Direction: Only the number is wanted: how many lines contain the word "icon"?

Dataset entries:

[Begin]

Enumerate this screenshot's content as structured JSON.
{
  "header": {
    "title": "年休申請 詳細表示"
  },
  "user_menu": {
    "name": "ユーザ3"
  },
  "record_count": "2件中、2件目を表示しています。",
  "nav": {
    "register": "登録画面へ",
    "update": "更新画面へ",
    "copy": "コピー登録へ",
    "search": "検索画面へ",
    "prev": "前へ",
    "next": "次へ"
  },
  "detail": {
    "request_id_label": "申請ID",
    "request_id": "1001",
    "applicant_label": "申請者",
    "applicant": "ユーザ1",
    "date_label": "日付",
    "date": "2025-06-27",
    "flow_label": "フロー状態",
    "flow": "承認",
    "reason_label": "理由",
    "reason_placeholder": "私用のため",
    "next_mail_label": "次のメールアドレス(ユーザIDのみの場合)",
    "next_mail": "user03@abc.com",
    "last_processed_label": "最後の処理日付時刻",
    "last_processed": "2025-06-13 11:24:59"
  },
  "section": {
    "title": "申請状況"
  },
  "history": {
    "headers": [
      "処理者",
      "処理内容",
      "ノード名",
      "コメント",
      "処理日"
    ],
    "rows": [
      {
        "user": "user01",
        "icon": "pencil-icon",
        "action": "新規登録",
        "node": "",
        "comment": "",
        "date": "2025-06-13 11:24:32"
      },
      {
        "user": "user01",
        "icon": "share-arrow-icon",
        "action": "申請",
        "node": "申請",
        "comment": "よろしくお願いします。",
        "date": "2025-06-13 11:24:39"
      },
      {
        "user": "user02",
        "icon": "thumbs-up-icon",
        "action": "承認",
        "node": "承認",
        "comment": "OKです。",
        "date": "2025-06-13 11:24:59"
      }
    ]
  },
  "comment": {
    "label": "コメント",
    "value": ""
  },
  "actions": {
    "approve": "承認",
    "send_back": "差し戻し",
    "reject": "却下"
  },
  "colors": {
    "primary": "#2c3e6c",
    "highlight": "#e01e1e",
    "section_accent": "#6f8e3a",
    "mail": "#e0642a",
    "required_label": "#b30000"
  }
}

[End]
[Begin]

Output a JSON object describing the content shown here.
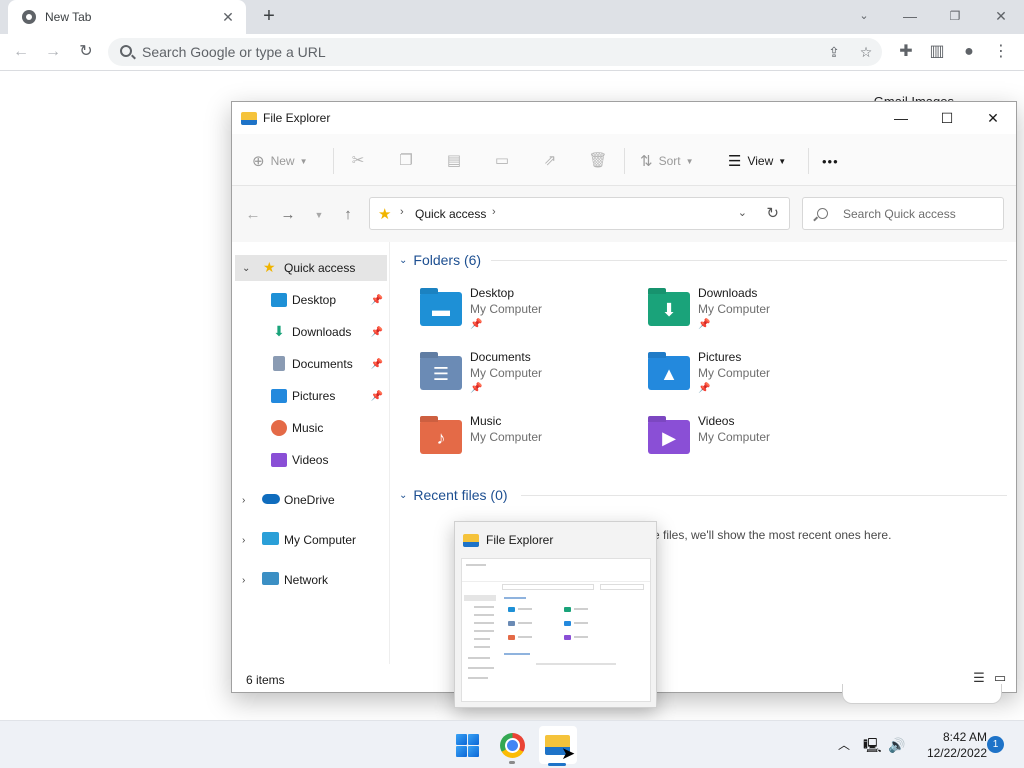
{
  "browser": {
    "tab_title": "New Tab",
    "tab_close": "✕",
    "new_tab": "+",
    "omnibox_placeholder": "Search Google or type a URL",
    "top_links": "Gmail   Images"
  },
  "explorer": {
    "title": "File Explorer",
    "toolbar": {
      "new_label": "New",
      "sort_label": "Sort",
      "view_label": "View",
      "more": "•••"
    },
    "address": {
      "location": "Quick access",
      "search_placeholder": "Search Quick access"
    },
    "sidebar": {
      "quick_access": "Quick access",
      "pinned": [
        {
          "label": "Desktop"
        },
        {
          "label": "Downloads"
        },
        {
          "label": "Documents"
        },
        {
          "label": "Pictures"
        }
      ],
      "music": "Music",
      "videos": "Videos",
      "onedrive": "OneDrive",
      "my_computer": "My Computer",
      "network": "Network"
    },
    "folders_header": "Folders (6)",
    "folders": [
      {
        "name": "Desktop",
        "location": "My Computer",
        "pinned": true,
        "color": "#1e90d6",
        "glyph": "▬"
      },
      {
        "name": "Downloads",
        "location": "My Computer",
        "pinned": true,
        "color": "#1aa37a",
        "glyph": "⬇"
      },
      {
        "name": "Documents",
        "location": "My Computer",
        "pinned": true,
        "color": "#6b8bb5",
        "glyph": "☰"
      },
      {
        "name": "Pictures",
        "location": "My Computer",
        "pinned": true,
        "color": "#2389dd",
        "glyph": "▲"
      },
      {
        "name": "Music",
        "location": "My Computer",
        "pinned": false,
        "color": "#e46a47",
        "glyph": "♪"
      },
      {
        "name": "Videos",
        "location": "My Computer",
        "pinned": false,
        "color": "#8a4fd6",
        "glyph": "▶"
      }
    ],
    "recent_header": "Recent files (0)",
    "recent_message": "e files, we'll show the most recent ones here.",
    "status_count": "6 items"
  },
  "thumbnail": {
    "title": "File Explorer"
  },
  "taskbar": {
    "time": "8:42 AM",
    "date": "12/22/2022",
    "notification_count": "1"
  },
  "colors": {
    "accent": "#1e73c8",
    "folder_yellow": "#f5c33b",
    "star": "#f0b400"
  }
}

[End]

Solution to this exercise: 3